In your copy, include every line of the listing below exactly but none of the pictures.

* * * * *

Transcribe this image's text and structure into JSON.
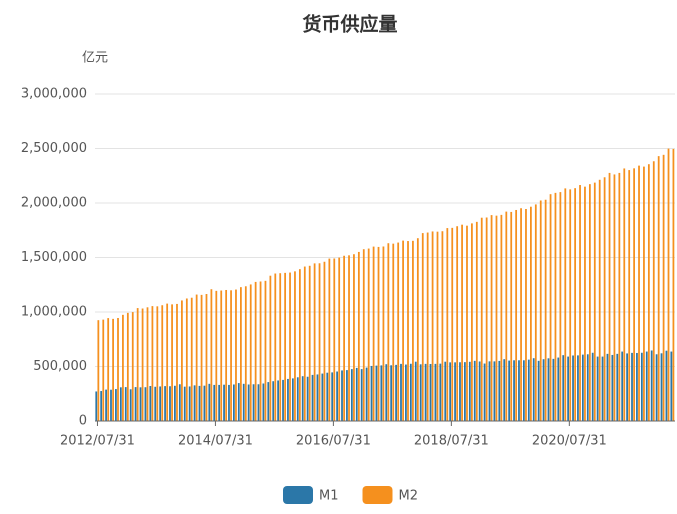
{
  "chart_data": {
    "type": "bar",
    "title": "货币供应量",
    "y_label": "亿元",
    "categories": [
      "2012/07/31",
      null,
      null,
      null,
      null,
      null,
      null,
      null,
      null,
      null,
      null,
      null,
      null,
      null,
      null,
      null,
      null,
      null,
      null,
      null,
      null,
      null,
      null,
      null,
      "2014/07/31",
      null,
      null,
      null,
      null,
      null,
      null,
      null,
      null,
      null,
      null,
      null,
      null,
      null,
      null,
      null,
      null,
      null,
      null,
      null,
      null,
      null,
      null,
      null,
      "2016/07/31",
      null,
      null,
      null,
      null,
      null,
      null,
      null,
      null,
      null,
      null,
      null,
      null,
      null,
      null,
      null,
      null,
      null,
      null,
      null,
      null,
      null,
      null,
      null,
      "2018/07/31",
      null,
      null,
      null,
      null,
      null,
      null,
      null,
      null,
      null,
      null,
      null,
      null,
      null,
      null,
      null,
      null,
      null,
      null,
      null,
      null,
      null,
      null,
      null,
      "2020/07/31",
      null,
      null,
      null,
      null,
      null,
      null,
      null,
      null,
      null,
      null,
      null,
      null,
      null,
      null,
      null,
      null,
      null,
      null,
      null,
      null,
      null
    ],
    "series": [
      {
        "name": "M1",
        "color": "#2b77a8",
        "values": [
          271000,
          275000,
          288000,
          287000,
          293000,
          309000,
          311000,
          291000,
          311000,
          309000,
          310000,
          321000,
          314000,
          317000,
          320000,
          319000,
          323000,
          337000,
          315000,
          317000,
          327000,
          322000,
          324000,
          341000,
          331000,
          331000,
          333000,
          331000,
          335000,
          348000,
          341000,
          335000,
          337000,
          337000,
          344000,
          357000,
          365000,
          372000,
          377000,
          386000,
          391000,
          401000,
          411000,
          406000,
          423000,
          427000,
          435000,
          443000,
          446000,
          454000,
          464000,
          467000,
          476000,
          487000,
          476000,
          490000,
          505000,
          508000,
          510000,
          521000,
          511000,
          515000,
          524000,
          518000,
          525000,
          544000,
          520000,
          524000,
          523000,
          524000,
          526000,
          544000,
          538000,
          538000,
          539000,
          540000,
          543000,
          552000,
          546000,
          527000,
          547000,
          547000,
          551000,
          567000,
          554000,
          557000,
          557000,
          557000,
          563000,
          576000,
          552000,
          567000,
          575000,
          570000,
          582000,
          604000,
          591000,
          601000,
          602000,
          609000,
          612000,
          626000,
          591000,
          591000,
          616000,
          606000,
          616000,
          637000,
          620000,
          625000,
          624000,
          626000,
          637000,
          647000,
          612000,
          621000,
          645000,
          637000
        ]
      },
      {
        "name": "M2",
        "color": "#f5901e",
        "values": [
          925000,
          930000,
          944000,
          937000,
          945000,
          974000,
          992000,
          999000,
          1036000,
          1032000,
          1043000,
          1054000,
          1052000,
          1062000,
          1077000,
          1070000,
          1074000,
          1106000,
          1124000,
          1131000,
          1160000,
          1157000,
          1165000,
          1209000,
          1194000,
          1197000,
          1202000,
          1199000,
          1206000,
          1228000,
          1236000,
          1253000,
          1276000,
          1280000,
          1286000,
          1333000,
          1353000,
          1356000,
          1359000,
          1362000,
          1373000,
          1393000,
          1417000,
          1424000,
          1446000,
          1447000,
          1461000,
          1490000,
          1491000,
          1499000,
          1516000,
          1520000,
          1530000,
          1551000,
          1576000,
          1582000,
          1600000,
          1597000,
          1601000,
          1631000,
          1627000,
          1637000,
          1655000,
          1651000,
          1653000,
          1677000,
          1724000,
          1729000,
          1739000,
          1737000,
          1741000,
          1770000,
          1772000,
          1787000,
          1801000,
          1792000,
          1813000,
          1827000,
          1865000,
          1867000,
          1889000,
          1884000,
          1891000,
          1921000,
          1918000,
          1936000,
          1952000,
          1945000,
          1966000,
          1987000,
          2023000,
          2030000,
          2081000,
          2093000,
          2100000,
          2134000,
          2125000,
          2136000,
          2165000,
          2150000,
          2173000,
          2187000,
          2213000,
          2236000,
          2276000,
          2262000,
          2276000,
          2317000,
          2302000,
          2318000,
          2343000,
          2334000,
          2356000,
          2383000,
          2430000,
          2442000,
          2499000,
          2496000
        ]
      }
    ],
    "ylim": [
      0,
      3000000
    ],
    "yticks": [
      0,
      {
        "value": 500000,
        "label": "500,000"
      },
      {
        "value": 1000000,
        "label": "1,000,000"
      },
      {
        "value": 1500000,
        "label": "1,500,000"
      },
      {
        "value": 2000000,
        "label": "2,000,000"
      },
      {
        "value": 2500000,
        "label": "2,500,000"
      },
      {
        "value": 3000000,
        "label": "3,000,000"
      }
    ],
    "grid": true,
    "legend": "bottom"
  }
}
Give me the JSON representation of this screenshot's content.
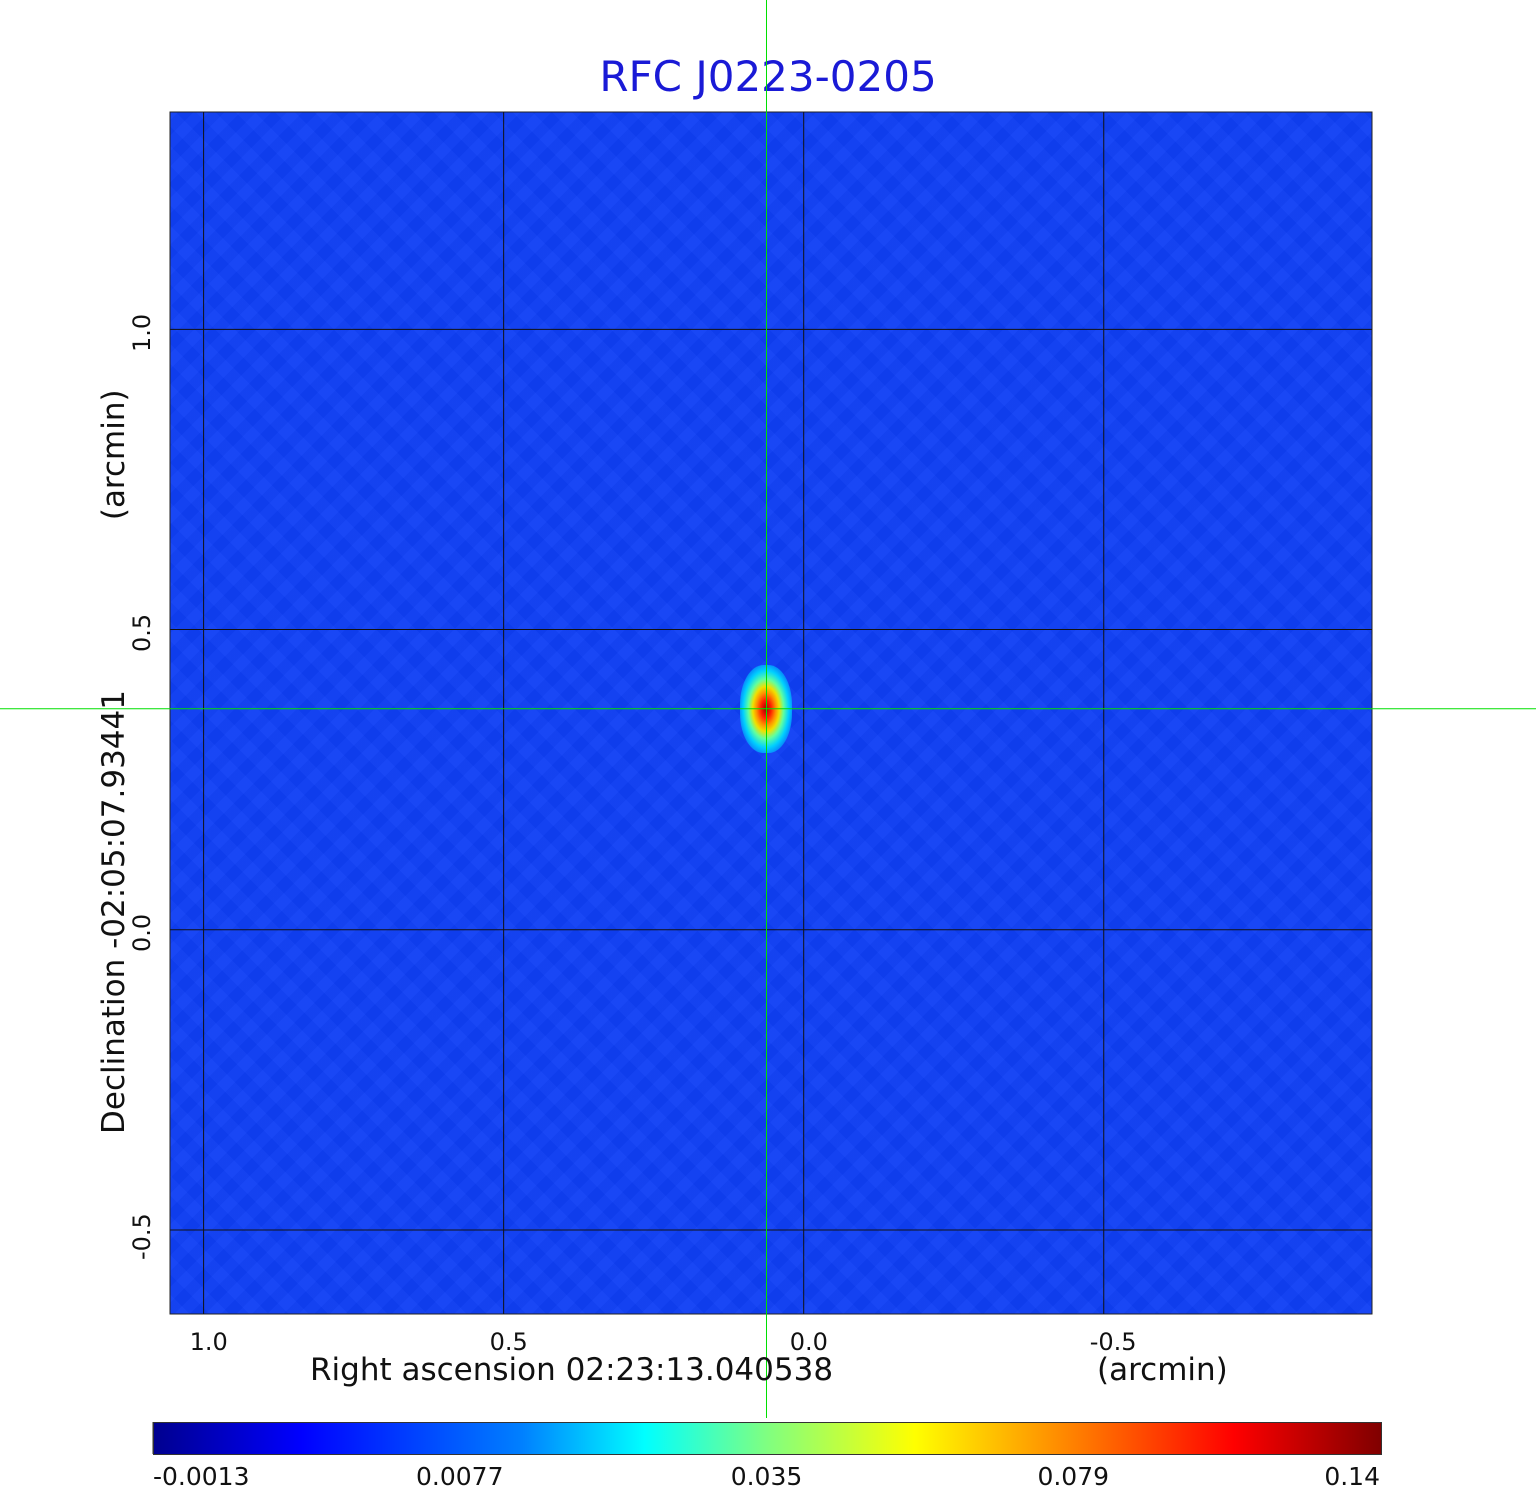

* * * * *

> _Problem solution_
Transcribe this image's text and structure into JSON.
{
  "chart_data": {
    "type": "bar",
    "title": "货币供应量",
    "y_label": "亿元",
    "categories": [
      "2012/07/31",
      null,
      null,
      null,
      null,
      null,
      null,
      null,
      null,
      null,
      null,
      null,
      null,
      null,
      null,
      null,
      null,
      null,
      null,
      null,
      null,
      null,
      null,
      null,
      "2014/07/31",
      null,
      null,
      null,
      null,
      null,
      null,
      null,
      null,
      null,
      null,
      null,
      null,
      null,
      null,
      null,
      null,
      null,
      null,
      null,
      null,
      null,
      null,
      null,
      "2016/07/31",
      null,
      null,
      null,
      null,
      null,
      null,
      null,
      null,
      null,
      null,
      null,
      null,
      null,
      null,
      null,
      null,
      null,
      null,
      null,
      null,
      null,
      null,
      null,
      "2018/07/31",
      null,
      null,
      null,
      null,
      null,
      null,
      null,
      null,
      null,
      null,
      null,
      null,
      null,
      null,
      null,
      null,
      null,
      null,
      null,
      null,
      null,
      null,
      null,
      "2020/07/31",
      null,
      null,
      null,
      null,
      null,
      null,
      null,
      null,
      null,
      null,
      null,
      null,
      null,
      null,
      null,
      null,
      null,
      null,
      null,
      null,
      null
    ],
    "series": [
      {
        "name": "M1",
        "color": "#2b77a8",
        "values": [
          271000,
          275000,
          288000,
          287000,
          293000,
          309000,
          311000,
          291000,
          311000,
          309000,
          310000,
          321000,
          314000,
          317000,
          320000,
          319000,
          323000,
          337000,
          315000,
          317000,
          327000,
          322000,
          324000,
          341000,
          331000,
          331000,
          333000,
          331000,
          335000,
          348000,
          341000,
          335000,
          337000,
          337000,
          344000,
          357000,
          365000,
          372000,
          377000,
          386000,
          391000,
          401000,
          411000,
          406000,
          423000,
          427000,
          435000,
          443000,
          446000,
          454000,
          464000,
          467000,
          476000,
          487000,
          476000,
          490000,
          505000,
          508000,
          510000,
          521000,
          511000,
          515000,
          524000,
          518000,
          525000,
          544000,
          520000,
          524000,
          523000,
          524000,
          526000,
          544000,
          538000,
          538000,
          539000,
          540000,
          543000,
          552000,
          546000,
          527000,
          547000,
          547000,
          551000,
          567000,
          554000,
          557000,
          557000,
          557000,
          563000,
          576000,
          552000,
          567000,
          575000,
          570000,
          582000,
          604000,
          591000,
          601000,
          602000,
          609000,
          612000,
          626000,
          591000,
          591000,
          616000,
          606000,
          616000,
          637000,
          620000,
          625000,
          624000,
          626000,
          637000,
          647000,
          612000,
          621000,
          645000,
          637000
        ]
      },
      {
        "name": "M2",
        "color": "#f5901e",
        "values": [
          925000,
          930000,
          944000,
          937000,
          945000,
          974000,
          992000,
          999000,
          1036000,
          1032000,
          1043000,
          1054000,
          1052000,
          1062000,
          1077000,
          1070000,
          1074000,
          1106000,
          1124000,
          1131000,
          1160000,
          1157000,
          1165000,
          1209000,
          1194000,
          1197000,
          1202000,
          1199000,
          1206000,
          1228000,
          1236000,
          1253000,
          1276000,
          1280000,
          1286000,
          1333000,
          1353000,
          1356000,
          1359000,
          1362000,
          1373000,
          1393000,
          1417000,
          1424000,
          1446000,
          1447000,
          1461000,
          1490000,
          1491000,
          1499000,
          1516000,
          1520000,
          1530000,
          1551000,
          1576000,
          1582000,
          1600000,
          1597000,
          1601000,
          1631000,
          1627000,
          1637000,
          1655000,
          1651000,
          1653000,
          1677000,
          1724000,
          1729000,
          1739000,
          1737000,
          1741000,
          1770000,
          1772000,
          1787000,
          1801000,
          1792000,
          1813000,
          1827000,
          1865000,
          1867000,
          1889000,
          1884000,
          1891000,
          1921000,
          1918000,
          1936000,
          1952000,
          1945000,
          1966000,
          1987000,
          2023000,
          2030000,
          2081000,
          2093000,
          2100000,
          2134000,
          2125000,
          2136000,
          2165000,
          2150000,
          2173000,
          2187000,
          2213000,
          2236000,
          2276000,
          2262000,
          2276000,
          2317000,
          2302000,
          2318000,
          2343000,
          2334000,
          2356000,
          2383000,
          2430000,
          2442000,
          2499000,
          2496000
        ]
      }
    ],
    "ylim": [
      0,
      3000000
    ],
    "yticks": [
      0,
      {
        "value": 500000,
        "label": "500,000"
      },
      {
        "value": 1000000,
        "label": "1,000,000"
      },
      {
        "value": 1500000,
        "label": "1,500,000"
      },
      {
        "value": 2000000,
        "label": "2,000,000"
      },
      {
        "value": 2500000,
        "label": "2,500,000"
      },
      {
        "value": 3000000,
        "label": "3,000,000"
      }
    ],
    "grid": true,
    "legend": "bottom"
  }
}
Give me the JSON representation of this screenshot's content.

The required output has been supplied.